Switch every "Intensité [coups]" in the entries below to "Intensity [counts]", and leave all other text unchanged.

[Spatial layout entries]
-- BEGIN --

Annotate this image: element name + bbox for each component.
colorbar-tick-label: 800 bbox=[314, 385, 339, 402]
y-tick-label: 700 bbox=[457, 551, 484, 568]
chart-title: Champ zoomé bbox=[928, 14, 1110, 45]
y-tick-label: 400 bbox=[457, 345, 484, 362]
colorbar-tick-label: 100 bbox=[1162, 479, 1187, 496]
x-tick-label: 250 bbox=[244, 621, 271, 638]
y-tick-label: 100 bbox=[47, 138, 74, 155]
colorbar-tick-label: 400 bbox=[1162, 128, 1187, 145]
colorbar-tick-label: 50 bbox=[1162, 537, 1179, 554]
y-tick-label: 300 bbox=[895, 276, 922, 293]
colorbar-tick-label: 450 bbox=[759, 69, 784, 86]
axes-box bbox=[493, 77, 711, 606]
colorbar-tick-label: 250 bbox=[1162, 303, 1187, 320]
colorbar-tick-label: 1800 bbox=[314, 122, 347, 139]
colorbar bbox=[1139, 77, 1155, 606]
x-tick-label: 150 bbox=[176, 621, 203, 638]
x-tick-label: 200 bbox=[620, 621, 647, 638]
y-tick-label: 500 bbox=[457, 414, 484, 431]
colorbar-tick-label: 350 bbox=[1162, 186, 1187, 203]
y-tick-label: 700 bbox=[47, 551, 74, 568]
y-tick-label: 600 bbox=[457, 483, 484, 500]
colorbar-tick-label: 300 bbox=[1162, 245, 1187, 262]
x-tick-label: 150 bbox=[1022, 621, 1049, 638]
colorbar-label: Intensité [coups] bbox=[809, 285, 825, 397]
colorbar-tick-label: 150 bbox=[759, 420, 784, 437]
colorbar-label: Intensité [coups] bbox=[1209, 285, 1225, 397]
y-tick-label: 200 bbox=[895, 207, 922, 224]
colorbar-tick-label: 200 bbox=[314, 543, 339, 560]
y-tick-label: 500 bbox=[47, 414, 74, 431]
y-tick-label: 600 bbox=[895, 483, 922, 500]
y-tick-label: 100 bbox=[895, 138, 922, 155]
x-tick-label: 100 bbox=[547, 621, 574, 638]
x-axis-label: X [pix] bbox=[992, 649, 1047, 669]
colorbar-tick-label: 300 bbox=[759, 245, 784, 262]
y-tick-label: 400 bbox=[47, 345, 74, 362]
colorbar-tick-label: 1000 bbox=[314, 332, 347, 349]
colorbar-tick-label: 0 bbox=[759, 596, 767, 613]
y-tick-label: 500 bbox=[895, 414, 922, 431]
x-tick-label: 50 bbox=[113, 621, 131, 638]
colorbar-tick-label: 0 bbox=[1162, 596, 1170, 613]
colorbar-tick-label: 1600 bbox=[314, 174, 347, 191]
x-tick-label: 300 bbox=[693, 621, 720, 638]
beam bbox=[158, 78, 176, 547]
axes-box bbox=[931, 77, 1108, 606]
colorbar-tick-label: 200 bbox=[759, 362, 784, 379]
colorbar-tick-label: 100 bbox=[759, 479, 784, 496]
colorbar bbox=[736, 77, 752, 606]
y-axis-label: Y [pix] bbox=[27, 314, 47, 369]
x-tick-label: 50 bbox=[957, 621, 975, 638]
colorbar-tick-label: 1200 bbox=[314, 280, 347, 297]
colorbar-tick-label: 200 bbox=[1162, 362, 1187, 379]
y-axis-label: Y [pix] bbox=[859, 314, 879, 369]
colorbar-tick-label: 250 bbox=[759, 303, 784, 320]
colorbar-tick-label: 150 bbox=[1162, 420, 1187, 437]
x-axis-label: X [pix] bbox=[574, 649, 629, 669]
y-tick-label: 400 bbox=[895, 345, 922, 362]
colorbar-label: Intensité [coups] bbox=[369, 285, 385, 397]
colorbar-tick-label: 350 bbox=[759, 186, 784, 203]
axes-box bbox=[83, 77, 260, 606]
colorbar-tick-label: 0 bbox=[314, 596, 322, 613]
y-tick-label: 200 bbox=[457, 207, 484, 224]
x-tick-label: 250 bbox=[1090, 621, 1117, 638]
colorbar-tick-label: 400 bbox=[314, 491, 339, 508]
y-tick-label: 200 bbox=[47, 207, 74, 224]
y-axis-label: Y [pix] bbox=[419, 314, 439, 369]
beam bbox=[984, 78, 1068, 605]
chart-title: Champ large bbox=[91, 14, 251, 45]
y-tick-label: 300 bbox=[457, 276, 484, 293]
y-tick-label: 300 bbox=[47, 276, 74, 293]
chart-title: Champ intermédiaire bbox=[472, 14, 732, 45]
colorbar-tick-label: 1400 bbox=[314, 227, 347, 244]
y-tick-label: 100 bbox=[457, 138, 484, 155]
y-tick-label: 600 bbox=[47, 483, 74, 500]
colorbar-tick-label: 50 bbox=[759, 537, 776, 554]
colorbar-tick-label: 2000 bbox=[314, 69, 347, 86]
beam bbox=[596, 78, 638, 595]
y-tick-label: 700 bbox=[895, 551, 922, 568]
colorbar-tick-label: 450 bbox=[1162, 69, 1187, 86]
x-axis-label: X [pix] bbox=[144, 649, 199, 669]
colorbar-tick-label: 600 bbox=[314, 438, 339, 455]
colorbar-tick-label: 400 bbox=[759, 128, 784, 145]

-- END --

Result of the exercise =>
Annotate this image: element name + bbox for each component.
colorbar-tick-label: 800 bbox=[314, 385, 339, 402]
y-tick-label: 700 bbox=[457, 551, 484, 568]
chart-title: Champ zoomé bbox=[928, 14, 1110, 45]
y-tick-label: 400 bbox=[457, 345, 484, 362]
colorbar-tick-label: 100 bbox=[1162, 479, 1187, 496]
x-tick-label: 250 bbox=[244, 621, 271, 638]
y-tick-label: 100 bbox=[47, 138, 74, 155]
colorbar-tick-label: 400 bbox=[1162, 128, 1187, 145]
colorbar-tick-label: 50 bbox=[1162, 537, 1179, 554]
y-tick-label: 300 bbox=[895, 276, 922, 293]
colorbar-tick-label: 450 bbox=[759, 69, 784, 86]
axes-box bbox=[493, 77, 711, 606]
colorbar-tick-label: 250 bbox=[1162, 303, 1187, 320]
colorbar-tick-label: 1800 bbox=[314, 122, 347, 139]
colorbar bbox=[1139, 77, 1155, 606]
x-tick-label: 150 bbox=[176, 621, 203, 638]
x-tick-label: 200 bbox=[620, 621, 647, 638]
y-tick-label: 500 bbox=[457, 414, 484, 431]
colorbar-tick-label: 350 bbox=[1162, 186, 1187, 203]
y-tick-label: 700 bbox=[47, 551, 74, 568]
y-tick-label: 600 bbox=[457, 483, 484, 500]
colorbar-tick-label: 300 bbox=[1162, 245, 1187, 262]
x-tick-label: 150 bbox=[1022, 621, 1049, 638]
colorbar-label: Intensity [counts] bbox=[809, 285, 825, 397]
colorbar-tick-label: 150 bbox=[759, 420, 784, 437]
colorbar-label: Intensity [counts] bbox=[1209, 285, 1225, 397]
y-tick-label: 200 bbox=[895, 207, 922, 224]
colorbar-tick-label: 200 bbox=[314, 543, 339, 560]
y-tick-label: 500 bbox=[47, 414, 74, 431]
y-tick-label: 600 bbox=[895, 483, 922, 500]
y-tick-label: 100 bbox=[895, 138, 922, 155]
x-tick-label: 100 bbox=[547, 621, 574, 638]
x-axis-label: X [pix] bbox=[992, 649, 1047, 669]
colorbar-tick-label: 300 bbox=[759, 245, 784, 262]
y-tick-label: 400 bbox=[47, 345, 74, 362]
colorbar-tick-label: 1000 bbox=[314, 332, 347, 349]
colorbar-tick-label: 0 bbox=[759, 596, 767, 613]
y-tick-label: 500 bbox=[895, 414, 922, 431]
x-tick-label: 50 bbox=[113, 621, 131, 638]
colorbar-tick-label: 0 bbox=[1162, 596, 1170, 613]
colorbar-tick-label: 1600 bbox=[314, 174, 347, 191]
x-tick-label: 300 bbox=[693, 621, 720, 638]
beam bbox=[158, 78, 176, 547]
axes-box bbox=[931, 77, 1108, 606]
colorbar-tick-label: 200 bbox=[759, 362, 784, 379]
colorbar-tick-label: 100 bbox=[759, 479, 784, 496]
colorbar bbox=[736, 77, 752, 606]
y-axis-label: Y [pix] bbox=[27, 314, 47, 369]
x-tick-label: 50 bbox=[957, 621, 975, 638]
colorbar-tick-label: 1200 bbox=[314, 280, 347, 297]
colorbar-tick-label: 200 bbox=[1162, 362, 1187, 379]
y-axis-label: Y [pix] bbox=[859, 314, 879, 369]
colorbar-tick-label: 250 bbox=[759, 303, 784, 320]
colorbar-tick-label: 150 bbox=[1162, 420, 1187, 437]
x-axis-label: X [pix] bbox=[574, 649, 629, 669]
y-tick-label: 400 bbox=[895, 345, 922, 362]
colorbar-label: Intensity [counts] bbox=[369, 285, 385, 397]
colorbar-tick-label: 350 bbox=[759, 186, 784, 203]
axes-box bbox=[83, 77, 260, 606]
colorbar-tick-label: 0 bbox=[314, 596, 322, 613]
y-tick-label: 200 bbox=[457, 207, 484, 224]
x-tick-label: 250 bbox=[1090, 621, 1117, 638]
colorbar-tick-label: 400 bbox=[314, 491, 339, 508]
y-tick-label: 200 bbox=[47, 207, 74, 224]
y-axis-label: Y [pix] bbox=[419, 314, 439, 369]
beam bbox=[984, 78, 1068, 605]
chart-title: Champ large bbox=[91, 14, 251, 45]
y-tick-label: 300 bbox=[457, 276, 484, 293]
y-tick-label: 300 bbox=[47, 276, 74, 293]
chart-title: Champ intermédiaire bbox=[472, 14, 732, 45]
colorbar-tick-label: 1400 bbox=[314, 227, 347, 244]
y-tick-label: 100 bbox=[457, 138, 484, 155]
y-tick-label: 600 bbox=[47, 483, 74, 500]
colorbar-tick-label: 50 bbox=[759, 537, 776, 554]
colorbar-tick-label: 2000 bbox=[314, 69, 347, 86]
beam bbox=[596, 78, 638, 595]
y-tick-label: 700 bbox=[895, 551, 922, 568]
colorbar-tick-label: 450 bbox=[1162, 69, 1187, 86]
x-axis-label: X [pix] bbox=[144, 649, 199, 669]
colorbar-tick-label: 600 bbox=[314, 438, 339, 455]
colorbar-tick-label: 400 bbox=[759, 128, 784, 145]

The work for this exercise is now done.